** Written request **
Your task is to output the entries below word for word.

[start]

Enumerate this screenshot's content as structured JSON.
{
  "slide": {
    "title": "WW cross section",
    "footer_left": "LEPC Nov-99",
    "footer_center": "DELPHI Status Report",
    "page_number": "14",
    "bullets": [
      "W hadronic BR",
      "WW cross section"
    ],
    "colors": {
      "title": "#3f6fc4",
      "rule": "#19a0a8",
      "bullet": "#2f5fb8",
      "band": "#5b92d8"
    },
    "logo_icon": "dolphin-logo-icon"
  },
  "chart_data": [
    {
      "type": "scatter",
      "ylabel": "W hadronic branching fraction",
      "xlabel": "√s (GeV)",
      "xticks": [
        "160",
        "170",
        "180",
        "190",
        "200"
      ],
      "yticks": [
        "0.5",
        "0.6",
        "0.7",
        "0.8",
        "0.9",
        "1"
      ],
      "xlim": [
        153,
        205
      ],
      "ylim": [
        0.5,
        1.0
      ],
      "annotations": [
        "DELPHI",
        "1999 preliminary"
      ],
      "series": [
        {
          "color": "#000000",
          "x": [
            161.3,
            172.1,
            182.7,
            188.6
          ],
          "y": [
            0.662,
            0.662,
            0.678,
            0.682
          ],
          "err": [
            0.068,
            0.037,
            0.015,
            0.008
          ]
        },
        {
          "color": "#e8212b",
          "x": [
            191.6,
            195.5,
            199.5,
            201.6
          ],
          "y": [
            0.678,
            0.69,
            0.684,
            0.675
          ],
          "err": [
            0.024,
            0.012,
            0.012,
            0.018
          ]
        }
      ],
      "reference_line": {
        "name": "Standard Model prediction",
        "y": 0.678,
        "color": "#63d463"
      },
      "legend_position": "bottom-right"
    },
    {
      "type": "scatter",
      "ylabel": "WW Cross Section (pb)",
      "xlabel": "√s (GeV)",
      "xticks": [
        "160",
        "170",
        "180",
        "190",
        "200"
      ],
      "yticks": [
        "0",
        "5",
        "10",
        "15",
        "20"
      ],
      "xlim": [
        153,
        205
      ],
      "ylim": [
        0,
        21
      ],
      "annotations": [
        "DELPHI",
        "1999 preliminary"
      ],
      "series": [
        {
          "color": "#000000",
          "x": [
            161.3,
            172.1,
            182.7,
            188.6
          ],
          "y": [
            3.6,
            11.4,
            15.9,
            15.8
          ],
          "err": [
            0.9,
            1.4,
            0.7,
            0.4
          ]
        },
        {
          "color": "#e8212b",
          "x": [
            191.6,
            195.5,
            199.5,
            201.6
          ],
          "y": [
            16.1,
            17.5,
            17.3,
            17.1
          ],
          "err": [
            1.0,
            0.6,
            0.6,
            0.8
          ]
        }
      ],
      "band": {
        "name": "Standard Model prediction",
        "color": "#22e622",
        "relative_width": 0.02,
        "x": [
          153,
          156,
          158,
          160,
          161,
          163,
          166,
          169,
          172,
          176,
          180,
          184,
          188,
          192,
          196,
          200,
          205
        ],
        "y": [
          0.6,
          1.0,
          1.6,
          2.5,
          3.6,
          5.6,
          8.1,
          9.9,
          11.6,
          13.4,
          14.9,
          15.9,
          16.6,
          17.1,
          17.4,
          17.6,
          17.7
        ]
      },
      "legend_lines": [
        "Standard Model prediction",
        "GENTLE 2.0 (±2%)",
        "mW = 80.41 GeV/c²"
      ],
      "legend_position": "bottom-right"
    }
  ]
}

[end]

** Response to this task **
Enumerate this screenshot's content as structured JSON.
{
  "slide": {
    "title": "WW cross section",
    "footer_left": "LEPC Nov-99",
    "footer_center": "DELPHI Status Report",
    "page_number": "14",
    "bullets": [
      "W hadronic BR",
      "WW cross section"
    ],
    "colors": {
      "title": "#3f6fc4",
      "rule": "#19a0a8",
      "bullet": "#2f5fb8",
      "band": "#5b92d8"
    },
    "logo_icon": "dolphin-logo-icon"
  },
  "chart_data": [
    {
      "type": "scatter",
      "ylabel": "W hadronic branching fraction",
      "xlabel": "√s (GeV)",
      "xticks": [
        "160",
        "170",
        "180",
        "190",
        "200"
      ],
      "yticks": [
        "0.5",
        "0.6",
        "0.7",
        "0.8",
        "0.9",
        "1"
      ],
      "xlim": [
        153,
        205
      ],
      "ylim": [
        0.5,
        1.0
      ],
      "annotations": [
        "DELPHI",
        "1999 preliminary"
      ],
      "series": [
        {
          "color": "#000000",
          "x": [
            161.3,
            172.1,
            182.7,
            188.6
          ],
          "y": [
            0.662,
            0.662,
            0.678,
            0.682
          ],
          "err": [
            0.068,
            0.037,
            0.015,
            0.008
          ]
        },
        {
          "color": "#e8212b",
          "x": [
            191.6,
            195.5,
            199.5,
            201.6
          ],
          "y": [
            0.678,
            0.69,
            0.684,
            0.675
          ],
          "err": [
            0.024,
            0.012,
            0.012,
            0.018
          ]
        }
      ],
      "reference_line": {
        "name": "Standard Model prediction",
        "y": 0.678,
        "color": "#63d463"
      },
      "legend_position": "bottom-right"
    },
    {
      "type": "scatter",
      "ylabel": "WW Cross Section (pb)",
      "xlabel": "√s (GeV)",
      "xticks": [
        "160",
        "170",
        "180",
        "190",
        "200"
      ],
      "yticks": [
        "0",
        "5",
        "10",
        "15",
        "20"
      ],
      "xlim": [
        153,
        205
      ],
      "ylim": [
        0,
        21
      ],
      "annotations": [
        "DELPHI",
        "1999 preliminary"
      ],
      "series": [
        {
          "color": "#000000",
          "x": [
            161.3,
            172.1,
            182.7,
            188.6
          ],
          "y": [
            3.6,
            11.4,
            15.9,
            15.8
          ],
          "err": [
            0.9,
            1.4,
            0.7,
            0.4
          ]
        },
        {
          "color": "#e8212b",
          "x": [
            191.6,
            195.5,
            199.5,
            201.6
          ],
          "y": [
            16.1,
            17.5,
            17.3,
            17.1
          ],
          "err": [
            1.0,
            0.6,
            0.6,
            0.8
          ]
        }
      ],
      "band": {
        "name": "Standard Model prediction",
        "color": "#22e622",
        "relative_width": 0.02,
        "x": [
          153,
          156,
          158,
          160,
          161,
          163,
          166,
          169,
          172,
          176,
          180,
          184,
          188,
          192,
          196,
          200,
          205
        ],
        "y": [
          0.6,
          1.0,
          1.6,
          2.5,
          3.6,
          5.6,
          8.1,
          9.9,
          11.6,
          13.4,
          14.9,
          15.9,
          16.6,
          17.1,
          17.4,
          17.6,
          17.7
        ]
      },
      "legend_lines": [
        "Standard Model prediction",
        "GENTLE 2.0 (±2%)",
        "mW = 80.41 GeV/c²"
      ],
      "legend_position": "bottom-right"
    }
  ]
}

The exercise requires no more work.